Extracted records
▼▼▼

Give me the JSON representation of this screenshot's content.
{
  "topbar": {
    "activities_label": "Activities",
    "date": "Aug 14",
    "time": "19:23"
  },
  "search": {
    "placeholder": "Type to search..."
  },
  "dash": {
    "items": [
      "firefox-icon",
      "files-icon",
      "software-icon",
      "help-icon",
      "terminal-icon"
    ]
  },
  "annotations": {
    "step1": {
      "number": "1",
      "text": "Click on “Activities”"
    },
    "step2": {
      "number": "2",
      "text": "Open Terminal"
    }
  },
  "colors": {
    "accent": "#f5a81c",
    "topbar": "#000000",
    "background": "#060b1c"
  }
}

▲▲▲

DO THIS
Print out every entry, keeping each one exact.

TASK SOLUTION
Give me the JSON representation of this screenshot's content.
{
  "topbar": {
    "activities_label": "Activities",
    "date": "Aug 14",
    "time": "19:23"
  },
  "search": {
    "placeholder": "Type to search..."
  },
  "dash": {
    "items": [
      "firefox-icon",
      "files-icon",
      "software-icon",
      "help-icon",
      "terminal-icon"
    ]
  },
  "annotations": {
    "step1": {
      "number": "1",
      "text": "Click on “Activities”"
    },
    "step2": {
      "number": "2",
      "text": "Open Terminal"
    }
  },
  "colors": {
    "accent": "#f5a81c",
    "topbar": "#000000",
    "background": "#060b1c"
  }
}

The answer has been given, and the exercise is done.